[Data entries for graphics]
__________
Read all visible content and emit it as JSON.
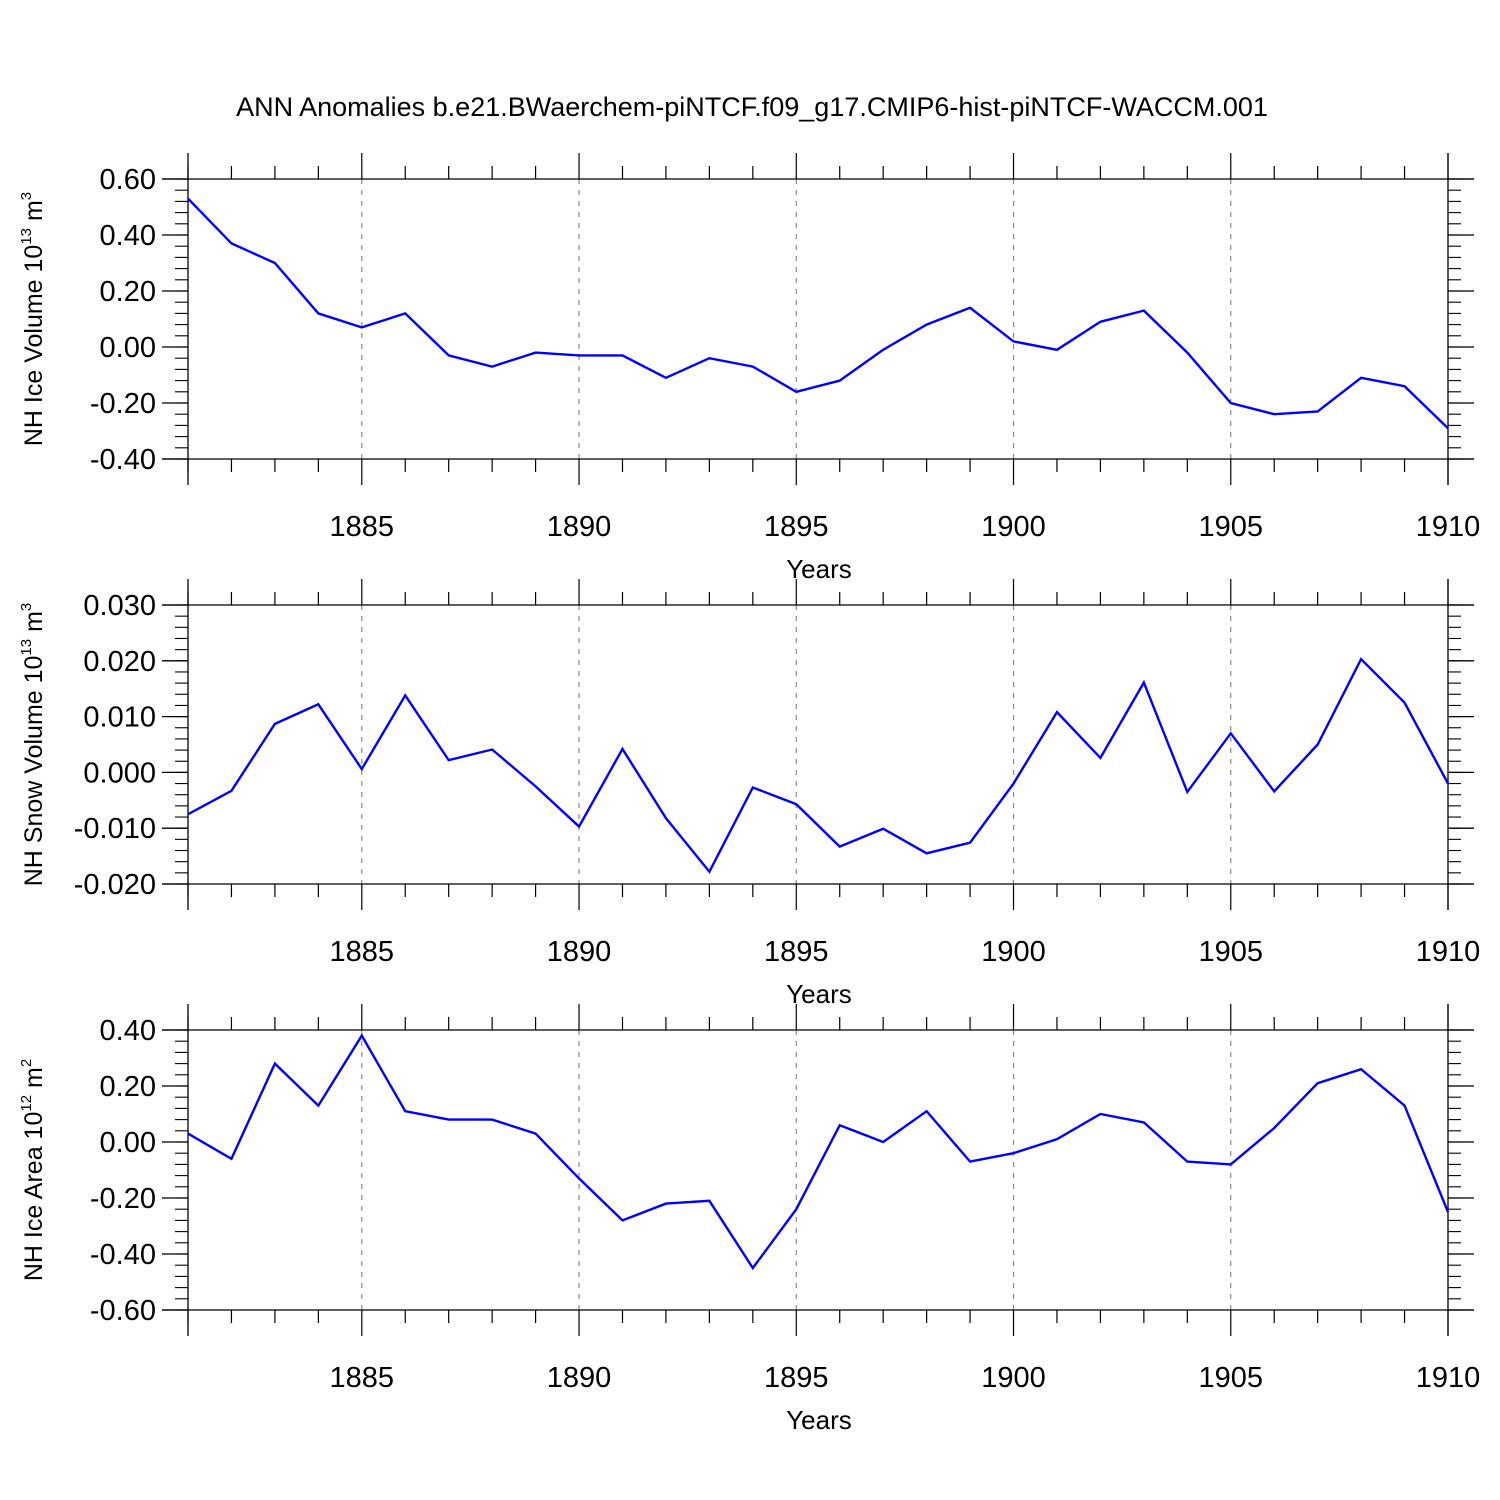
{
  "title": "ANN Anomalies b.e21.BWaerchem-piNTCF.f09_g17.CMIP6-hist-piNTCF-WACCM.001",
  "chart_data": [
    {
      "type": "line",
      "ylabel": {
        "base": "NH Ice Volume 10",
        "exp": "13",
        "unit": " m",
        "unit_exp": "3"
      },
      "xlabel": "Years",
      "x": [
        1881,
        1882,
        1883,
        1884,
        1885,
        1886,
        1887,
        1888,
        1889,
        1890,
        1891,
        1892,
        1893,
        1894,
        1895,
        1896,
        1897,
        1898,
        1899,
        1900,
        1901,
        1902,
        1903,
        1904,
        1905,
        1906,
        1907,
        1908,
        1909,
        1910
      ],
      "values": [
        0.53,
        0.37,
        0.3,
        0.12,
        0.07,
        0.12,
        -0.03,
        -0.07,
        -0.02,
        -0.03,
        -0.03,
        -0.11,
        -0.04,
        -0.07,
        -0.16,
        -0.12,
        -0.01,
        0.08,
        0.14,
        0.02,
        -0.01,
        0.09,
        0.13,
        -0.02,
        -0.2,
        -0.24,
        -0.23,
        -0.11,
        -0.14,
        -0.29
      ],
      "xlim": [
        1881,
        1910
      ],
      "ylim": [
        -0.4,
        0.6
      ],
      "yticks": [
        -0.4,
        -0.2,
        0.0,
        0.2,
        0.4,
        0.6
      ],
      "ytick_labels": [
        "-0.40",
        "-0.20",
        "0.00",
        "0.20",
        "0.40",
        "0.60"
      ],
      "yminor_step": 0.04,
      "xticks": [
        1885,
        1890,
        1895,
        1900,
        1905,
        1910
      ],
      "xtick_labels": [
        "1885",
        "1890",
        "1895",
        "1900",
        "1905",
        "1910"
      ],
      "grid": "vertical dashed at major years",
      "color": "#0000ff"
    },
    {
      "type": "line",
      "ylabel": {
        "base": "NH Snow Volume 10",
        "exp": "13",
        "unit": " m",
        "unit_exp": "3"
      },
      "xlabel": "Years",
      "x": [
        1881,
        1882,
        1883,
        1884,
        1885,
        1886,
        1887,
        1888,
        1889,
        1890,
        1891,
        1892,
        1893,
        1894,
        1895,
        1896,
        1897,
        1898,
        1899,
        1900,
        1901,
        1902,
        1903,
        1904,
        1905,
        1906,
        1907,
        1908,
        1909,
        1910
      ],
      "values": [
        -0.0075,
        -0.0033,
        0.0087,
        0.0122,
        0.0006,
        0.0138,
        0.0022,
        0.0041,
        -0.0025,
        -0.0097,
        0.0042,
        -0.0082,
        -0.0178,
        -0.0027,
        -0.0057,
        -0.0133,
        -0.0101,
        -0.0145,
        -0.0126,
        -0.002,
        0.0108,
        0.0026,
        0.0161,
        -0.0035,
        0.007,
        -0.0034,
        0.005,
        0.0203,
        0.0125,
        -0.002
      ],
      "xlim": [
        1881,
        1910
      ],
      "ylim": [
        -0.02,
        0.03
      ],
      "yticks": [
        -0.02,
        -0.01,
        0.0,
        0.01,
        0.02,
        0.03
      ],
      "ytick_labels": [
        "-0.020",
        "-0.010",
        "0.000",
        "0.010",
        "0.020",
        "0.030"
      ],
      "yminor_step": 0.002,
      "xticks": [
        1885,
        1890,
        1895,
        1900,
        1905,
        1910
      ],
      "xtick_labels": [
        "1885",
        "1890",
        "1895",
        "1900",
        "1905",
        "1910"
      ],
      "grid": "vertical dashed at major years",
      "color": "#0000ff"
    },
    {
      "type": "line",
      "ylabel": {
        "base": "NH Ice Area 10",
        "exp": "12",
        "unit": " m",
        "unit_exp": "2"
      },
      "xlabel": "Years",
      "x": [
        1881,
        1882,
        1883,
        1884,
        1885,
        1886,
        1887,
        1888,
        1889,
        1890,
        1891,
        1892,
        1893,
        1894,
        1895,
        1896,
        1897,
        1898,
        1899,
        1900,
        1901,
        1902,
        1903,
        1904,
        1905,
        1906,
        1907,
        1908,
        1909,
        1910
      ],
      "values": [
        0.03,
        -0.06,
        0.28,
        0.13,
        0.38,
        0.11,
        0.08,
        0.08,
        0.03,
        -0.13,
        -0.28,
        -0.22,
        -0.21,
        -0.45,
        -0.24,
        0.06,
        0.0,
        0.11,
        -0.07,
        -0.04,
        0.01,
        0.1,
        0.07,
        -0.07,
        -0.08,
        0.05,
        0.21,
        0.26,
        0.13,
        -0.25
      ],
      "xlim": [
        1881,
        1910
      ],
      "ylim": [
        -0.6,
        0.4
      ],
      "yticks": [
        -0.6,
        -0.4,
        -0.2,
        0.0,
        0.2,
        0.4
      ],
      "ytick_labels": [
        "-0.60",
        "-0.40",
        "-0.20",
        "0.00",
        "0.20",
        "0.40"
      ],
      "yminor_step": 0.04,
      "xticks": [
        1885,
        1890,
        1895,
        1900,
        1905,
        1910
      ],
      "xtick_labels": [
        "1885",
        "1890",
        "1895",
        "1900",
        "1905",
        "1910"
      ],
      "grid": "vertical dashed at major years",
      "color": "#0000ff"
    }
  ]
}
__________
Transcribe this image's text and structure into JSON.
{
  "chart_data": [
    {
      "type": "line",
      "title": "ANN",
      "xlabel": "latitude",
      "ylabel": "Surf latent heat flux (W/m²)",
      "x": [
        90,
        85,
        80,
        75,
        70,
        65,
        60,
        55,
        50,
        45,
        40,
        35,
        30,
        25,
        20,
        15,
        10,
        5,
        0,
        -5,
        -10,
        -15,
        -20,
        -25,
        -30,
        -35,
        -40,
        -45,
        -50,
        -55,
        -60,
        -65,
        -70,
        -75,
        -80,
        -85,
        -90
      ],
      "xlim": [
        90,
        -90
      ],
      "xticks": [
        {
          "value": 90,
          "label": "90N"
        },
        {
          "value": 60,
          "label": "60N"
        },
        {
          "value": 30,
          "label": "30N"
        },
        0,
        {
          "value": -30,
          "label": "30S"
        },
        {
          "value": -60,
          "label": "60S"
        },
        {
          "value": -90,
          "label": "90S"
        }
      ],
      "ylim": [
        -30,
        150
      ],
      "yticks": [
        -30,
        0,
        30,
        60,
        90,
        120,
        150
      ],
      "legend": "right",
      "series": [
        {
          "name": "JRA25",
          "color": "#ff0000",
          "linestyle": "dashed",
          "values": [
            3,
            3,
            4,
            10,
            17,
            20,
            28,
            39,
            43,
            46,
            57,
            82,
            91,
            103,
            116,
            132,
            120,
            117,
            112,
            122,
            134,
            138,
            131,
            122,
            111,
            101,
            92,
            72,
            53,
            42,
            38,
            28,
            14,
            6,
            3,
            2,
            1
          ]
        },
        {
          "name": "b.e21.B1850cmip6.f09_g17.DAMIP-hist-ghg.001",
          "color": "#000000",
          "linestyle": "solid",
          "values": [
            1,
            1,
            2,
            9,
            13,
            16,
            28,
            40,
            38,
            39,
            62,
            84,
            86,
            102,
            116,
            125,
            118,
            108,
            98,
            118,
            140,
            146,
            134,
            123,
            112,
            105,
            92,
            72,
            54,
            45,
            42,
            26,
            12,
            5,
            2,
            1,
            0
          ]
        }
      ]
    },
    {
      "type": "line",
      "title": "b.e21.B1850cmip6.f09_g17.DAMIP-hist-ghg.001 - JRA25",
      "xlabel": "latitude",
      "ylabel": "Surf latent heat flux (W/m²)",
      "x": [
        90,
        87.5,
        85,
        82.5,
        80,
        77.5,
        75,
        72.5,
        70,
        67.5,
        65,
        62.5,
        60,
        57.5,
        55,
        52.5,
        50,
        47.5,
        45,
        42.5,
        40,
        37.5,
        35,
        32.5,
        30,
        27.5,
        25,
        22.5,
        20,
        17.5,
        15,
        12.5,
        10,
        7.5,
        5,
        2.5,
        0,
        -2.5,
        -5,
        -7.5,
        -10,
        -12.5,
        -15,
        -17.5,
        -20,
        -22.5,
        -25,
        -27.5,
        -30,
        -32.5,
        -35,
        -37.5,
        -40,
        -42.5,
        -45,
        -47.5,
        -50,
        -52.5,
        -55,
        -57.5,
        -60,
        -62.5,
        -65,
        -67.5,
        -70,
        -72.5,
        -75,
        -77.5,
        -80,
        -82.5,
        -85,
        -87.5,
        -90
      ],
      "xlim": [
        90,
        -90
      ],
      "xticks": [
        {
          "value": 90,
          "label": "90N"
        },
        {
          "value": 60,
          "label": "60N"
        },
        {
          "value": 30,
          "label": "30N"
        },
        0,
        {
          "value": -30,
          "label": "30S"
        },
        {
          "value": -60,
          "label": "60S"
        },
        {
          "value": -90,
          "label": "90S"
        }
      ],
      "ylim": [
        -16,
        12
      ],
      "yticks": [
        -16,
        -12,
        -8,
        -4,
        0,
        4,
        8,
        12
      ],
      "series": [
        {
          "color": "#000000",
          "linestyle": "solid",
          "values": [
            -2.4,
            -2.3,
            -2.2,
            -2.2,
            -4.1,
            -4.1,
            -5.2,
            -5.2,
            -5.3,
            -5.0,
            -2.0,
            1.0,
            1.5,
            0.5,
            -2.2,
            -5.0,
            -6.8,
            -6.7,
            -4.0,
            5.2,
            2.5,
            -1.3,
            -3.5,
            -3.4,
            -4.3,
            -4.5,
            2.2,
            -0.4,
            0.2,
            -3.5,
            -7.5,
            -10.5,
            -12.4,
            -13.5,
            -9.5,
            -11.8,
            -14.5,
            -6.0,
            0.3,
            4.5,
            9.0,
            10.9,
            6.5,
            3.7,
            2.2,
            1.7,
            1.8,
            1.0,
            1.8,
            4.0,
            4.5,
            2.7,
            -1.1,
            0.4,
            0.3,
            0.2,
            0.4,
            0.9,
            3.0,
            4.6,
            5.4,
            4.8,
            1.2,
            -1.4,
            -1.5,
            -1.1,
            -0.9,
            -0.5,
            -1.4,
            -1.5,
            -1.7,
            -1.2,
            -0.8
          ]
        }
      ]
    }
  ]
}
__________
[Written request]
Take every line from the records above that has the word "Volume" and copy it.

[Task output]
        "base": "NH Ice Volume 10",
        "base": "NH Snow Volume 10",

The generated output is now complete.